**Given request:** Find each line with the string "engedmény" and report it.

**Raw records:**
# # # #
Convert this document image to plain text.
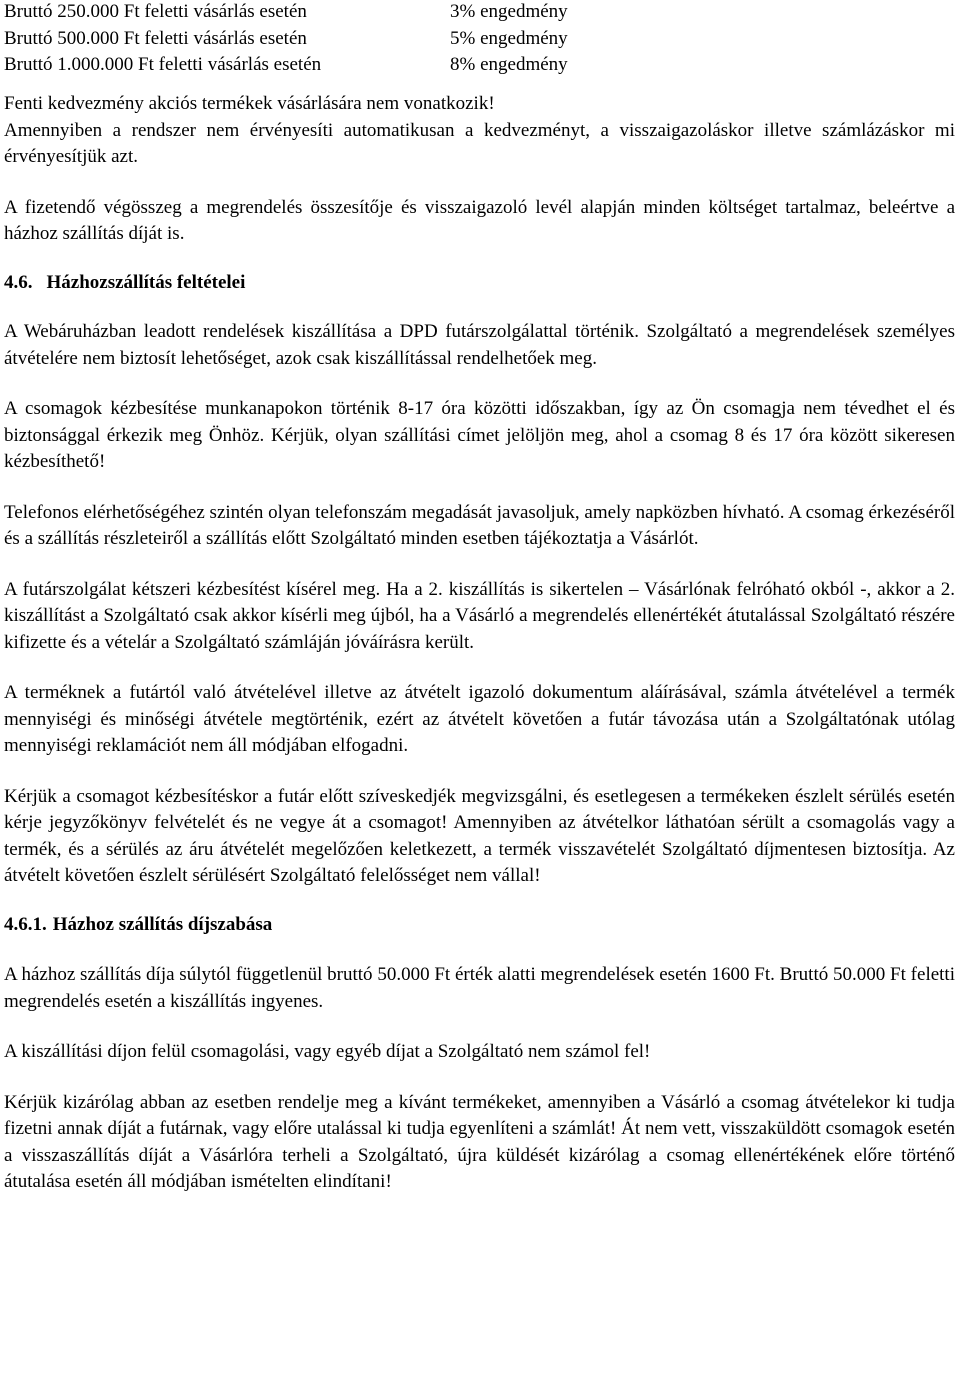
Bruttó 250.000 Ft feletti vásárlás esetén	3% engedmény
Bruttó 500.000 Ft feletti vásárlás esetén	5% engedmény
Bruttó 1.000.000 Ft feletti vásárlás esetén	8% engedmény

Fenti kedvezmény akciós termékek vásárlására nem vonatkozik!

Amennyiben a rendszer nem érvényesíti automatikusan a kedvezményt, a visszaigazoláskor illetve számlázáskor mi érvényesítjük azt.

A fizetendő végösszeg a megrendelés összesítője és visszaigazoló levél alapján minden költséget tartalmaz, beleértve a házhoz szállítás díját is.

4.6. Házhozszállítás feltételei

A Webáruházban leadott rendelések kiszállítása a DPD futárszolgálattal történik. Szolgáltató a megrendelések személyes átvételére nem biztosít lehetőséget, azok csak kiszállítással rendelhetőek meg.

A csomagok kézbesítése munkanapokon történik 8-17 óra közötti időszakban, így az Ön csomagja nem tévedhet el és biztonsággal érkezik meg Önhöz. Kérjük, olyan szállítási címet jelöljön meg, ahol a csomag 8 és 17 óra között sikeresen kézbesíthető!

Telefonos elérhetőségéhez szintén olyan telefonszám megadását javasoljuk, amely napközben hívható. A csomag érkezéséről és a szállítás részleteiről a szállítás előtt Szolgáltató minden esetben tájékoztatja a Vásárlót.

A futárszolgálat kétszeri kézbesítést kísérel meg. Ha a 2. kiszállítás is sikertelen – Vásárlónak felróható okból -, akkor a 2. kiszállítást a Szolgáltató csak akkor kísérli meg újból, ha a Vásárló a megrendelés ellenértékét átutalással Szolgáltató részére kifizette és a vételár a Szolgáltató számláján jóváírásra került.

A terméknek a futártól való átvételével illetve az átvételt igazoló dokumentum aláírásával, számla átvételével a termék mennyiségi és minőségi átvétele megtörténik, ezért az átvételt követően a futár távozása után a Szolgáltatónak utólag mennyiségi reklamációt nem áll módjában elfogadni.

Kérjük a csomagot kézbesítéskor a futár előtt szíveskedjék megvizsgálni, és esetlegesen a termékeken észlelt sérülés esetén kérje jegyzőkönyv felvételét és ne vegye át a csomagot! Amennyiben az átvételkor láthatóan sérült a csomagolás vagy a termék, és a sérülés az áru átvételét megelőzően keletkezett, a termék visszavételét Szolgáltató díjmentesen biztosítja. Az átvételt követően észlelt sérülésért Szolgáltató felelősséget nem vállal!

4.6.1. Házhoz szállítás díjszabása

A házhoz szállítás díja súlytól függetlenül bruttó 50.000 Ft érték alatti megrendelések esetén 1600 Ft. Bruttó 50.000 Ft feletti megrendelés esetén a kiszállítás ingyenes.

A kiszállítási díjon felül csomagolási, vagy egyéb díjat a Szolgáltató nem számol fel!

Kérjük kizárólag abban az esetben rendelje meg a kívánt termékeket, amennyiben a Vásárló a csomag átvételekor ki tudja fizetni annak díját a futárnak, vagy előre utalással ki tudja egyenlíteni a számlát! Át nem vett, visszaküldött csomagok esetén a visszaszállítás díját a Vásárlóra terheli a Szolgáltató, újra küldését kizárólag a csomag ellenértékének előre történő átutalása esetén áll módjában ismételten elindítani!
# # # #
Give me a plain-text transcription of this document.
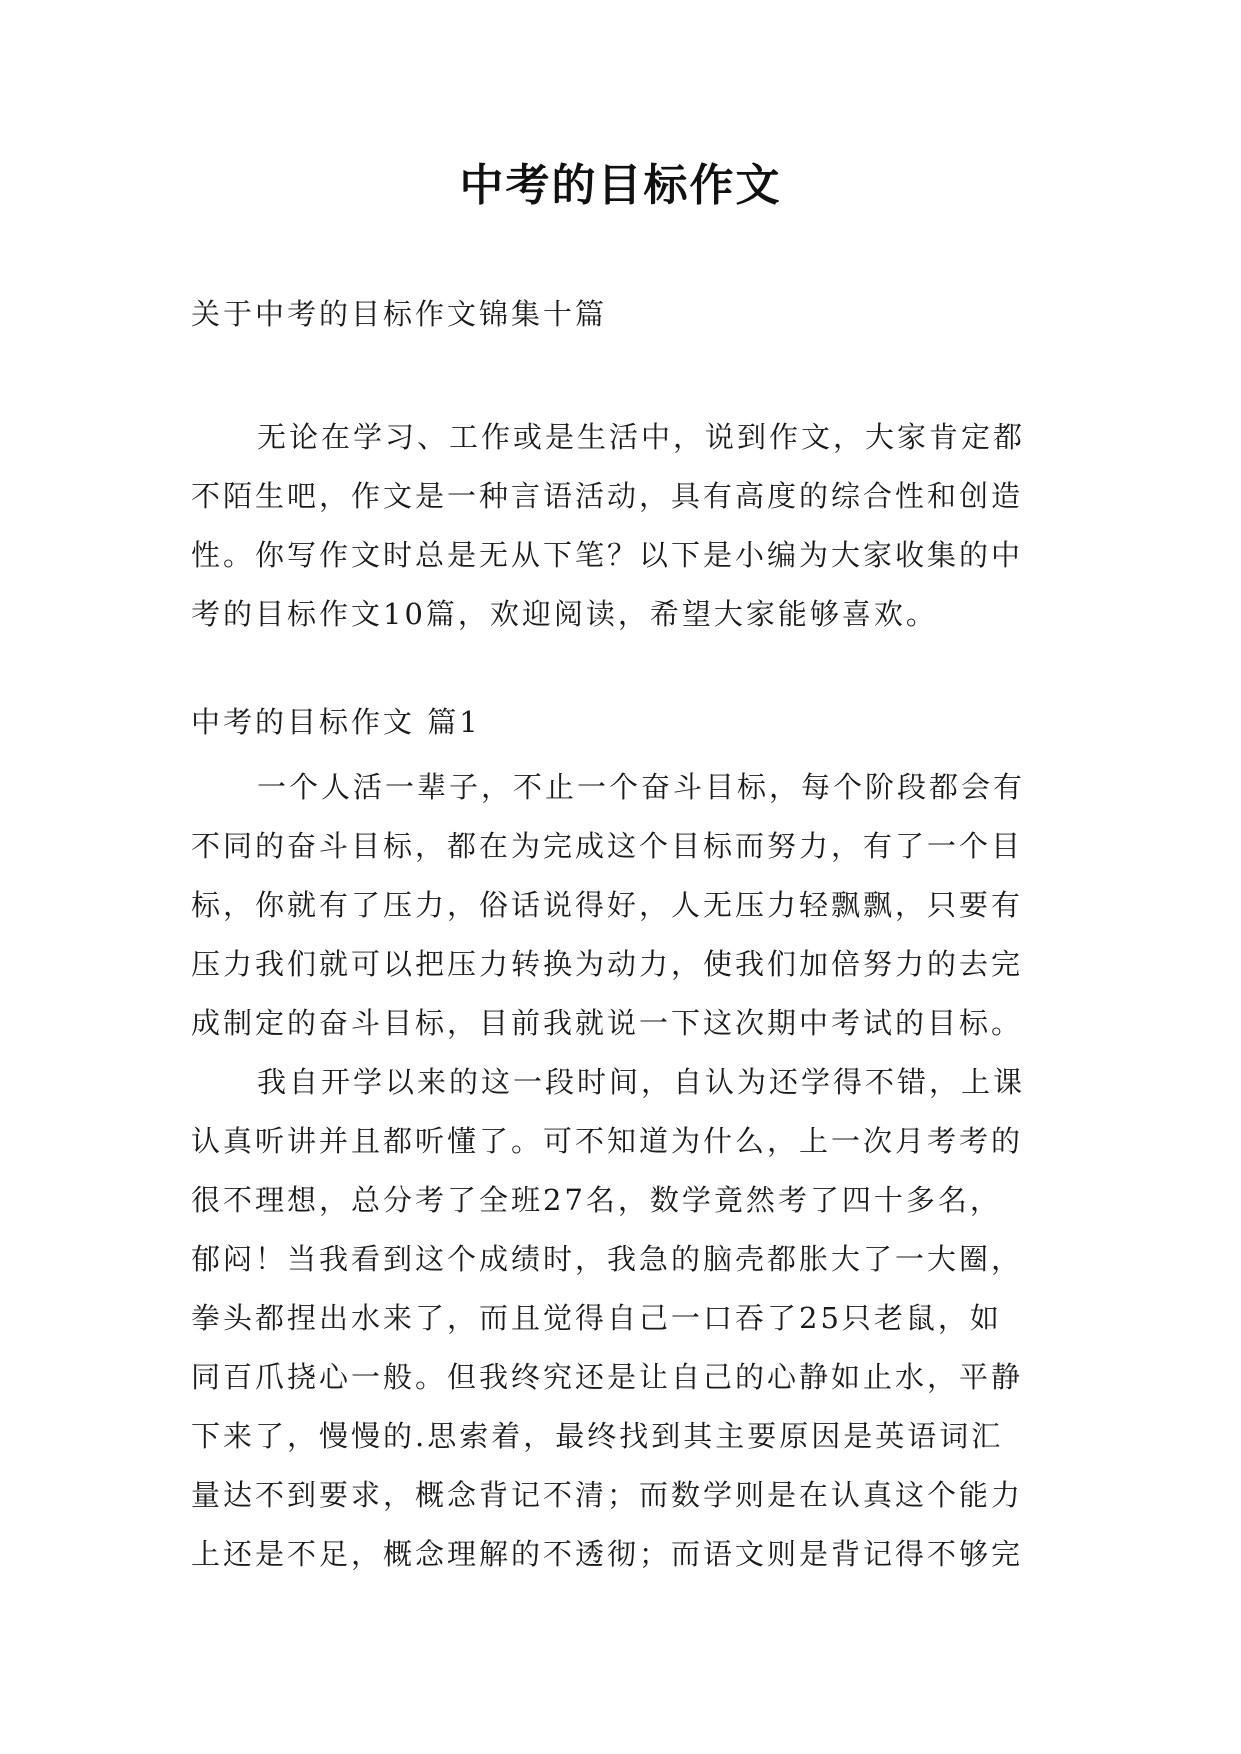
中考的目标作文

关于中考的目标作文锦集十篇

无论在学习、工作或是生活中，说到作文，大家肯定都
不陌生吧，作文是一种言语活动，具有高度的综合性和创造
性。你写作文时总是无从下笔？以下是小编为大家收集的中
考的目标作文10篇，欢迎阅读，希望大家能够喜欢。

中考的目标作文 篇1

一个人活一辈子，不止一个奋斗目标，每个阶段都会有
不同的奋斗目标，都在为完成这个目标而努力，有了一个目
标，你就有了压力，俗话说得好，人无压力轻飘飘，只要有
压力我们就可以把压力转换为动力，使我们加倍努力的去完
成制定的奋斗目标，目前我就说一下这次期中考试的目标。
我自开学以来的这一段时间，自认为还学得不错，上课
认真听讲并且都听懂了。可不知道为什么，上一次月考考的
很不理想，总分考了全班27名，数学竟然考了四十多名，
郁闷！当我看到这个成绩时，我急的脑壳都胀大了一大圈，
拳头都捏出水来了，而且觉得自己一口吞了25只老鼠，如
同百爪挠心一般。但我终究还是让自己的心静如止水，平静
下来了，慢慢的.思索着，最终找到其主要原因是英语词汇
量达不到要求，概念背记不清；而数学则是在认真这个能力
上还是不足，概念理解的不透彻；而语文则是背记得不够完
# # # #
**Complete response:**
Bruttó 250.000 Ft feletti vásárlás esetén	3% engedmény
Bruttó 500.000 Ft feletti vásárlás esetén	5% engedmény
Bruttó 1.000.000 Ft feletti vásárlás esetén	8% engedmény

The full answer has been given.